## SHORT EXERCISE
Output the data word for word, dropping every image.
★ ★ ★ ★ ★
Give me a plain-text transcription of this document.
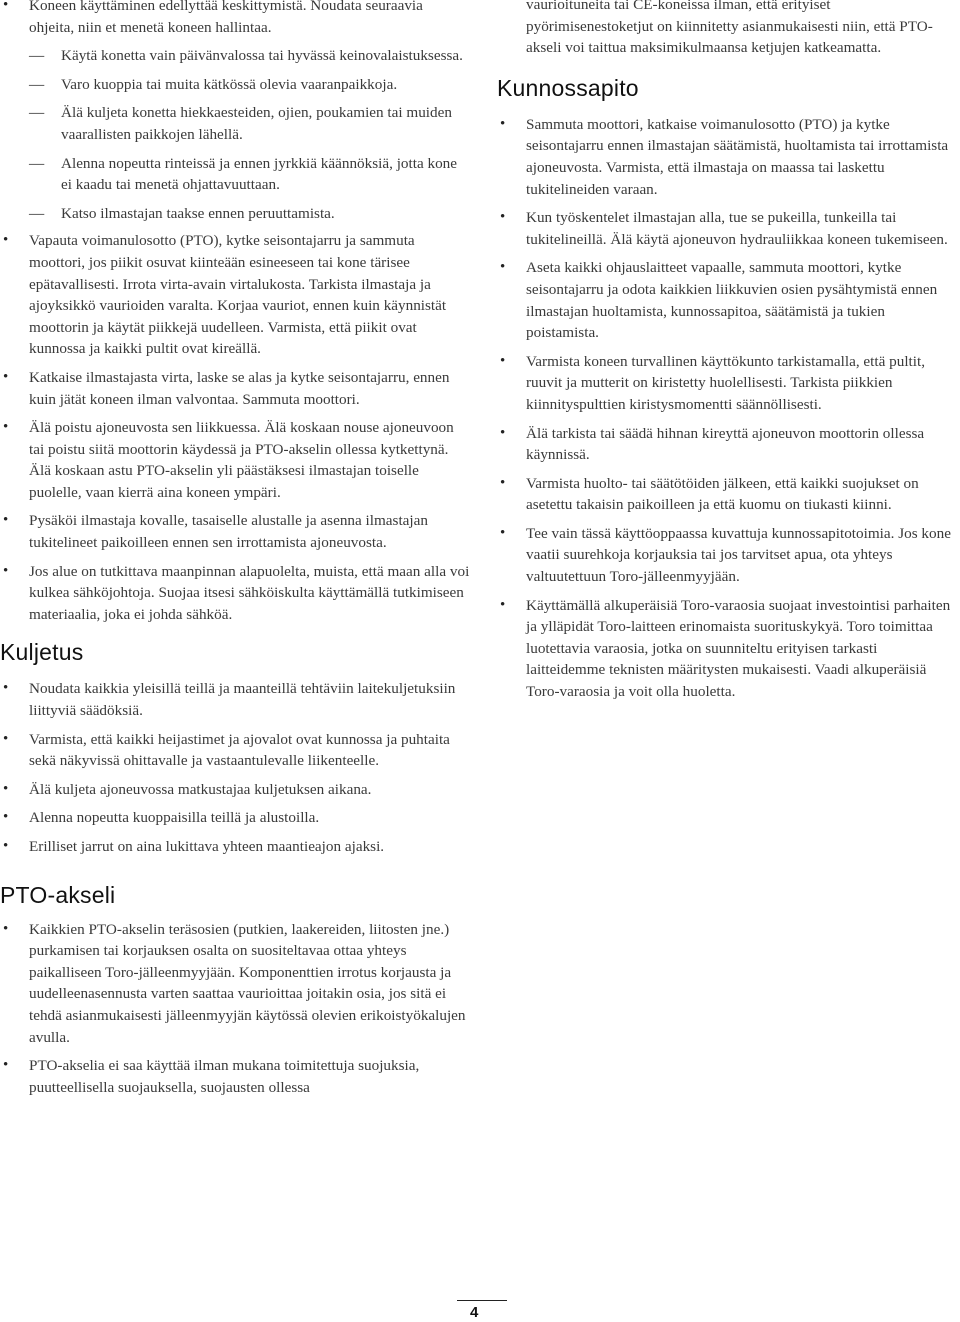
• Koneen käyttäminen edellyttää keskittymistä. Noudata seuraavia ohjeita, niin et menetä koneen hallintaa.
— Käytä konetta vain päivänvalossa tai hyvässä keinovalaistuksessa.
— Varo kuoppia tai muita kätkössä olevia vaaranpaikkoja.
— Älä kuljeta konetta hiekkaesteiden, ojien, poukamien tai muiden vaarallisten paikkojen lähellä.
— Alenna nopeutta rinteissä ja ennen jyrkkiä käännöksiä, jotta kone ei kaadu tai menetä ohjattavuuttaan.
— Katso ilmastajan taakse ennen peruuttamista.
• Vapauta voimanulosotto (PTO), kytke seisontajarru ja sammuta moottori, jos piikit osuvat kiinteään esineeseen tai kone tärisee epätavallisesti. Irrota virta-avain virtalukosta. Tarkista ilmastaja ja ajoyksikkö vaurioiden varalta. Korjaa vauriot, ennen kuin käynnistät moottorin ja käytät piikkejä uudelleen. Varmista, että piikit ovat kunnossa ja kaikki pultit ovat kireällä.
• Katkaise ilmastajasta virta, laske se alas ja kytke seisontajarru, ennen kuin jätät koneen ilman valvontaa. Sammuta moottori.
• Älä poistu ajoneuvosta sen liikkuessa. Älä koskaan nouse ajoneuvoon tai poistu siitä moottorin käydessä ja PTO-akselin ollessa kytkettynä. Älä koskaan astu PTO-akselin yli päästäksesi ilmastajan toiselle puolelle, vaan kierrä aina koneen ympäri.
• Pysäköi ilmastaja kovalle, tasaiselle alustalle ja asenna ilmastajan tukitelineet paikoilleen ennen sen irrottamista ajoneuvosta.
• Jos alue on tutkittava maanpinnan alapuolelta, muista, että maan alla voi kulkea sähköjohtoja. Suojaa itsesi sähköiskulta käyttämällä tutkimiseen materiaalia, joka ei johda sähköä.
Kuljetus
• Noudata kaikkia yleisillä teillä ja maanteillä tehtäviin laitekuljetuksiin liittyviä säädöksiä.
• Varmista, että kaikki heijastimet ja ajovalot ovat kunnossa ja puhtaita sekä näkyvissä ohittavalle ja vastaantulevalle liikenteelle.
• Älä kuljeta ajoneuvossa matkustajaa kuljetuksen aikana.
• Alenna nopeutta kuoppaisilla teillä ja alustoilla.
• Erilliset jarrut on aina lukittava yhteen maantieajon ajaksi.
PTO-akseli
• Kaikkien PTO-akselin teräsosien (putkien, laakereiden, liitosten jne.) purkamisen tai korjauksen osalta on suositeltavaa ottaa yhteys paikalliseen Toro-jälleenmyyjään. Komponenttien irrotus korjausta ja uudelleenasennusta varten saattaa vaurioittaa joitakin osia, jos sitä ei tehdä asianmukaisesti jälleenmyyjän käytössä olevien erikoistyökalujen avulla.
• PTO-akselia ei saa käyttää ilman mukana toimitettuja suojuksia, puutteellisella suojauksella, suojausten ollessa

vaurioituneita tai CE-koneissa ilman, että erityiset pyörimisenestoketjut on kiinnitetty asianmukaisesti niin, että PTO-akseli voi taittua maksimikulmaansa ketjujen katkeamatta.

Kunnossapito
• Sammuta moottori, katkaise voimanulosotto (PTO) ja kytke seisontajarru ennen ilmastajan säätämistä, huoltamista tai irrottamista ajoneuvosta. Varmista, että ilmastaja on maassa tai laskettu tukitelineiden varaan.
• Kun työskentelet ilmastajan alla, tue se pukeilla, tunkeilla tai tukitelineillä. Älä käytä ajoneuvon hydrauliikkaa koneen tukemiseen.
• Aseta kaikki ohjauslaitteet vapaalle, sammuta moottori, kytke seisontajarru ja odota kaikkien liikkuvien osien pysähtymistä ennen ilmastajan huoltamista, kunnossapitoa, säätämistä ja tukien poistamista.
• Varmista koneen turvallinen käyttökunto tarkistamalla, että pultit, ruuvit ja mutterit on kiristetty huolellisesti. Tarkista piikkien kiinnityspulttien kiristysmomentti säännöllisesti.
• Älä tarkista tai säädä hihnan kireyttä ajoneuvon moottorin ollessa käynnissä.
• Varmista huolto- tai säätötöiden jälkeen, että kaikki suojukset on asetettu takaisin paikoilleen ja että kuomu on tiukasti kiinni.
• Tee vain tässä käyttöoppaassa kuvattuja kunnossapitotoimia. Jos kone vaatii suurehkoja korjauksia tai jos tarvitset apua, ota yhteys valtuutettuun Toro-jälleenmyyjään.
• Käyttämällä alkuperäisiä Toro-varaosia suojaat investointisi parhaiten ja ylläpidät Toro-laitteen erinomaista suorituskykyä. Toro toimittaa luotettavia varaosia, jotka on suunniteltu erityisen tarkasti laitteidemme teknisten määritysten mukaisesti. Vaadi alkuperäisiä Toro-varaosia ja voit olla huoletta.
4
★ ★ ★ ★ ★
## EXERCISE RESPONSE
Give me a plain-text transcription of this document.
• Koneen käyttäminen edellyttää keskittymistä. Noudata seuraavia ohjeita, niin et menetä koneen hallintaa.
— Käytä konetta vain päivänvalossa tai hyvässä keinovalaistuksessa.
— Varo kuoppia tai muita kätkössä olevia vaaranpaikkoja.
— Älä kuljeta konetta hiekkaesteiden, ojien, poukamien tai muiden vaarallisten paikkojen lähellä.
— Alenna nopeutta rinteissä ja ennen jyrkkiä käännöksiä, jotta kone ei kaadu tai menetä ohjattavuuttaan.
— Katso ilmastajan taakse ennen peruuttamista.
• Vapauta voimanulosotto (PTO), kytke seisontajarru ja sammuta moottori, jos piikit osuvat kiinteään esineeseen tai kone tärisee epätavallisesti. Irrota virta-avain virtalukosta. Tarkista ilmastaja ja ajoyksikkö vaurioiden varalta. Korjaa vauriot, ennen kuin käynnistät moottorin ja käytät piikkejä uudelleen. Varmista, että piikit ovat kunnossa ja kaikki pultit ovat kireällä.
• Katkaise ilmastajasta virta, laske se alas ja kytke seisontajarru, ennen kuin jätät koneen ilman valvontaa. Sammuta moottori.
• Älä poistu ajoneuvosta sen liikkuessa. Älä koskaan nouse ajoneuvoon tai poistu siitä moottorin käydessä ja PTO-akselin ollessa kytkettynä. Älä koskaan astu PTO-akselin yli päästäksesi ilmastajan toiselle puolelle, vaan kierrä aina koneen ympäri.
• Pysäköi ilmastaja kovalle, tasaiselle alustalle ja asenna ilmastajan tukitelineet paikoilleen ennen sen irrottamista ajoneuvosta.
• Jos alue on tutkittava maanpinnan alapuolelta, muista, että maan alla voi kulkea sähköjohtoja. Suojaa itsesi sähköiskulta käyttämällä tutkimiseen materiaalia, joka ei johda sähköä.
Kuljetus
• Noudata kaikkia yleisillä teillä ja maanteillä tehtäviin laitekuljetuksiin liittyviä säädöksiä.
• Varmista, että kaikki heijastimet ja ajovalot ovat kunnossa ja puhtaita sekä näkyvissä ohittavalle ja vastaantulevalle liikenteelle.
• Älä kuljeta ajoneuvossa matkustajaa kuljetuksen aikana.
• Alenna nopeutta kuoppaisilla teillä ja alustoilla.
• Erilliset jarrut on aina lukittava yhteen maantieajon ajaksi.
PTO-akseli
• Kaikkien PTO-akselin teräsosien (putkien, laakereiden, liitosten jne.) purkamisen tai korjauksen osalta on suositeltavaa ottaa yhteys paikalliseen Toro-jälleenmyyjään. Komponenttien irrotus korjausta ja uudelleenasennusta varten saattaa vaurioittaa joitakin osia, jos sitä ei tehdä asianmukaisesti jälleenmyyjän käytössä olevien erikoistyökalujen avulla.
• PTO-akselia ei saa käyttää ilman mukana toimitettuja suojuksia, puutteellisella suojauksella, suojausten ollessa

vaurioituneita tai CE-koneissa ilman, että erityiset pyörimisenestoketjut on kiinnitetty asianmukaisesti niin, että PTO-akseli voi taittua maksimikulmaansa ketjujen katkeamatta.

Kunnossapito
• Sammuta moottori, katkaise voimanulosotto (PTO) ja kytke seisontajarru ennen ilmastajan säätämistä, huoltamista tai irrottamista ajoneuvosta. Varmista, että ilmastaja on maassa tai laskettu tukitelineiden varaan.
• Kun työskentelet ilmastajan alla, tue se pukeilla, tunkeilla tai tukitelineillä. Älä käytä ajoneuvon hydrauliikkaa koneen tukemiseen.
• Aseta kaikki ohjauslaitteet vapaalle, sammuta moottori, kytke seisontajarru ja odota kaikkien liikkuvien osien pysähtymistä ennen ilmastajan huoltamista, kunnossapitoa, säätämistä ja tukien poistamista.
• Varmista koneen turvallinen käyttökunto tarkistamalla, että pultit, ruuvit ja mutterit on kiristetty huolellisesti. Tarkista piikkien kiinnityspulttien kiristysmomentti säännöllisesti.
• Älä tarkista tai säädä hihnan kireyttä ajoneuvon moottorin ollessa käynnissä.
• Varmista huolto- tai säätötöiden jälkeen, että kaikki suojukset on asetettu takaisin paikoilleen ja että kuomu on tiukasti kiinni.
• Tee vain tässä käyttöoppaassa kuvattuja kunnossapitotoimia. Jos kone vaatii suurehkoja korjauksia tai jos tarvitset apua, ota yhteys valtuutettuun Toro-jälleenmyyjään.
• Käyttämällä alkuperäisiä Toro-varaosia suojaat investointisi parhaiten ja ylläpidät Toro-laitteen erinomaista suorituskykyä. Toro toimittaa luotettavia varaosia, jotka on suunniteltu erityisen tarkasti laitteidemme teknisten määritysten mukaisesti. Vaadi alkuperäisiä Toro-varaosia ja voit olla huoletta.
4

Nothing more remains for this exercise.